• **WHAT THE TASK ASKS**:
Write out the listing below in full and exactly, leaving out every picture.

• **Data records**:
■ ■ ■ ■ ■ ■ ■
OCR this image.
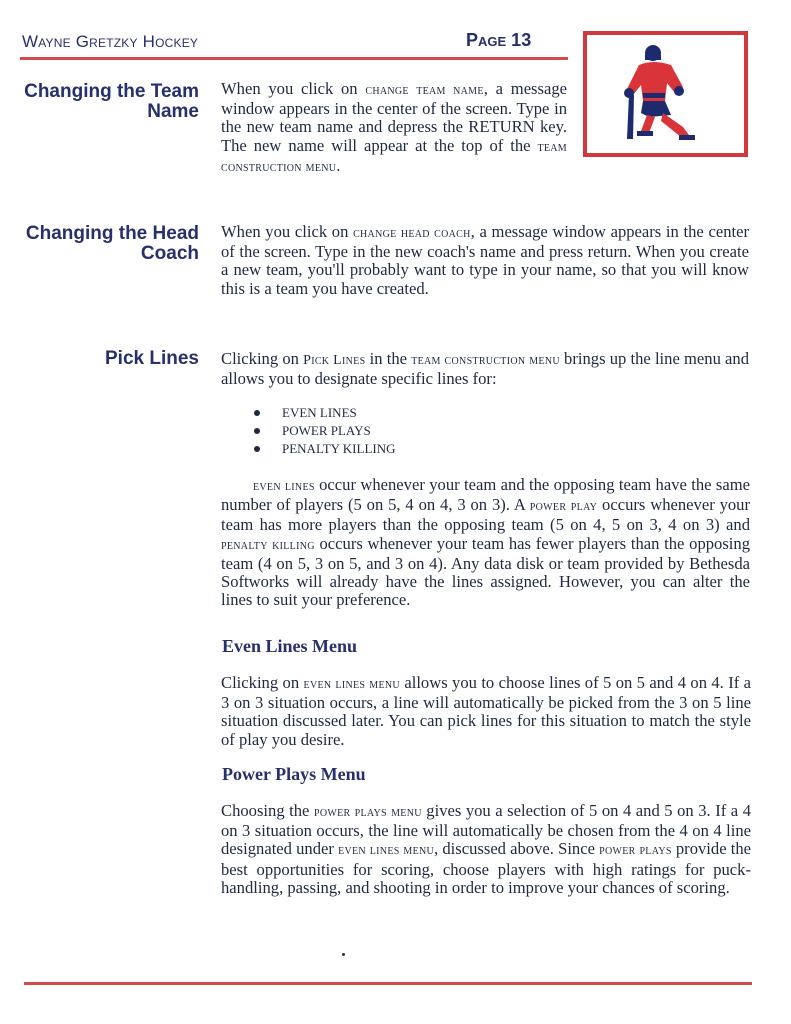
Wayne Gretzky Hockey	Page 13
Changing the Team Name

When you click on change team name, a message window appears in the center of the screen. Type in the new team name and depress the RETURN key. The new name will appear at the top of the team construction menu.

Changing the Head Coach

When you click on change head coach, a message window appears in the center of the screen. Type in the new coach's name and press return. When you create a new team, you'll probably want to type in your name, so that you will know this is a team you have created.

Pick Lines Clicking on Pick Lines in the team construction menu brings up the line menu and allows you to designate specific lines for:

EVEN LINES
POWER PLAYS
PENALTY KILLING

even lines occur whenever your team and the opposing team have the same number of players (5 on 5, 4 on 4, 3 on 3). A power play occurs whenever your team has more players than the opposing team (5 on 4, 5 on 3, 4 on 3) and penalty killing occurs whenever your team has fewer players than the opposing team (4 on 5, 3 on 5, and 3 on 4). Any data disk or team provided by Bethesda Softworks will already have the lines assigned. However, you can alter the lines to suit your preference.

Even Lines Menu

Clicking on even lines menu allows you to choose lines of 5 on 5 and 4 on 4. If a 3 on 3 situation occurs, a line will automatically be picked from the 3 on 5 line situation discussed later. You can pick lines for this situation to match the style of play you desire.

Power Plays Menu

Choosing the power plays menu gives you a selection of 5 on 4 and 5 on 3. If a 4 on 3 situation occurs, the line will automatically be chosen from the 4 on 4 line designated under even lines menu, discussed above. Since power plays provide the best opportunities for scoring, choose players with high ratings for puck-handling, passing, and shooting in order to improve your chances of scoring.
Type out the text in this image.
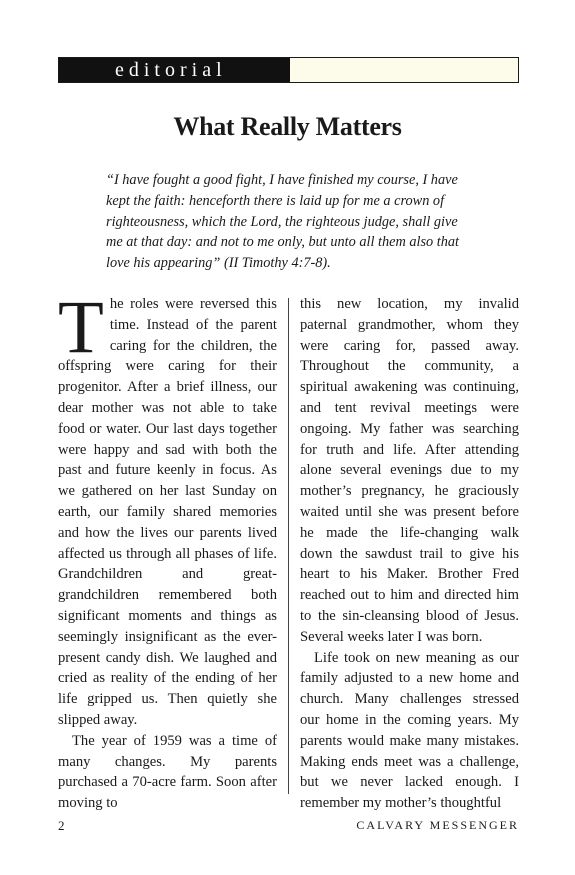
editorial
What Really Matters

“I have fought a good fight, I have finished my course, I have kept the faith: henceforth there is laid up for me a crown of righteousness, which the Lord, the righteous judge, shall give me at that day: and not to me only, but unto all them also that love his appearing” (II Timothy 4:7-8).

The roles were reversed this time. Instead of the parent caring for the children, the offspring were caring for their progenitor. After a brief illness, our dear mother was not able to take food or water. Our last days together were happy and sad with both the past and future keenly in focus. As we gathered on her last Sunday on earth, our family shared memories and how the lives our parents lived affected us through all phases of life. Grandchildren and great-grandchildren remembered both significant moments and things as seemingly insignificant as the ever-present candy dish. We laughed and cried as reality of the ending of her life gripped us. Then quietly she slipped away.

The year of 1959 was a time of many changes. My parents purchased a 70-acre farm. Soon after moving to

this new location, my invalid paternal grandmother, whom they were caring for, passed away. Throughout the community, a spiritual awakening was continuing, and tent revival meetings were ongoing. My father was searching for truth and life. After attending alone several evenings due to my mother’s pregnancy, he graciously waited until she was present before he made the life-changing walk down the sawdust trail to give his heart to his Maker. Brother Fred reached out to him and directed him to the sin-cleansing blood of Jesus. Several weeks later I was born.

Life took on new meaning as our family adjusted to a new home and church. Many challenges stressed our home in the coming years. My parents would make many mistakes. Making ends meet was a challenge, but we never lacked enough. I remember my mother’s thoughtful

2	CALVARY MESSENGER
■ ■ ■ ■ ■ ■ ■
• **ANSWER TO THIS EXERCISE**:
OCR this image.
Wayne Gretzky Hockey	Page 13
Changing the Team Name

When you click on change team name, a message window appears in the center of the screen. Type in the new team name and depress the RETURN key. The new name will appear at the top of the team construction menu.

Changing the Head Coach

When you click on change head coach, a message window appears in the center of the screen. Type in the new coach's name and press return. When you create a new team, you'll probably want to type in your name, so that you will know this is a team you have created.

Pick Lines Clicking on Pick Lines in the team construction menu brings up the line menu and allows you to designate specific lines for:

EVEN LINES
POWER PLAYS
PENALTY KILLING

even lines occur whenever your team and the opposing team have the same number of players (5 on 5, 4 on 4, 3 on 3). A power play occurs whenever your team has more players than the opposing team (5 on 4, 5 on 3, 4 on 3) and penalty killing occurs whenever your team has fewer players than the opposing team (4 on 5, 3 on 5, and 3 on 4). Any data disk or team provided by Bethesda Softworks will already have the lines assigned. However, you can alter the lines to suit your preference.

Even Lines Menu

Clicking on even lines menu allows you to choose lines of 5 on 5 and 4 on 4. If a 3 on 3 situation occurs, a line will automatically be picked from the 3 on 5 line situation discussed later. You can pick lines for this situation to match the style of play you desire.

Power Plays Menu

Choosing the power plays menu gives you a selection of 5 on 4 and 5 on 3. If a 4 on 3 situation occurs, the line will automatically be chosen from the 4 on 4 line designated under even lines menu, discussed above. Since power plays provide the best opportunities for scoring, choose players with high ratings for puck-handling, passing, and shooting in order to improve your chances of scoring.
Type out the text in this image.
editorial
What Really Matters

“I have fought a good fight, I have finished my course, I have kept the faith: henceforth there is laid up for me a crown of righteousness, which the Lord, the righteous judge, shall give me at that day: and not to me only, but unto all them also that love his appearing” (II Timothy 4:7-8).

The roles were reversed this time. Instead of the parent caring for the children, the offspring were caring for their progenitor. After a brief illness, our dear mother was not able to take food or water. Our last days together were happy and sad with both the past and future keenly in focus. As we gathered on her last Sunday on earth, our family shared memories and how the lives our parents lived affected us through all phases of life. Grandchildren and great-grandchildren remembered both significant moments and things as seemingly insignificant as the ever-present candy dish. We laughed and cried as reality of the ending of her life gripped us. Then quietly she slipped away.

The year of 1959 was a time of many changes. My parents purchased a 70-acre farm. Soon after moving to

this new location, my invalid paternal grandmother, whom they were caring for, passed away. Throughout the community, a spiritual awakening was continuing, and tent revival meetings were ongoing. My father was searching for truth and life. After attending alone several evenings due to my mother’s pregnancy, he graciously waited until she was present before he made the life-changing walk down the sawdust trail to give his heart to his Maker. Brother Fred reached out to him and directed him to the sin-cleansing blood of Jesus. Several weeks later I was born.

Life took on new meaning as our family adjusted to a new home and church. Many challenges stressed our home in the coming years. My parents would make many mistakes. Making ends meet was a challenge, but we never lacked enough. I remember my mother’s thoughtful

2	CALVARY MESSENGER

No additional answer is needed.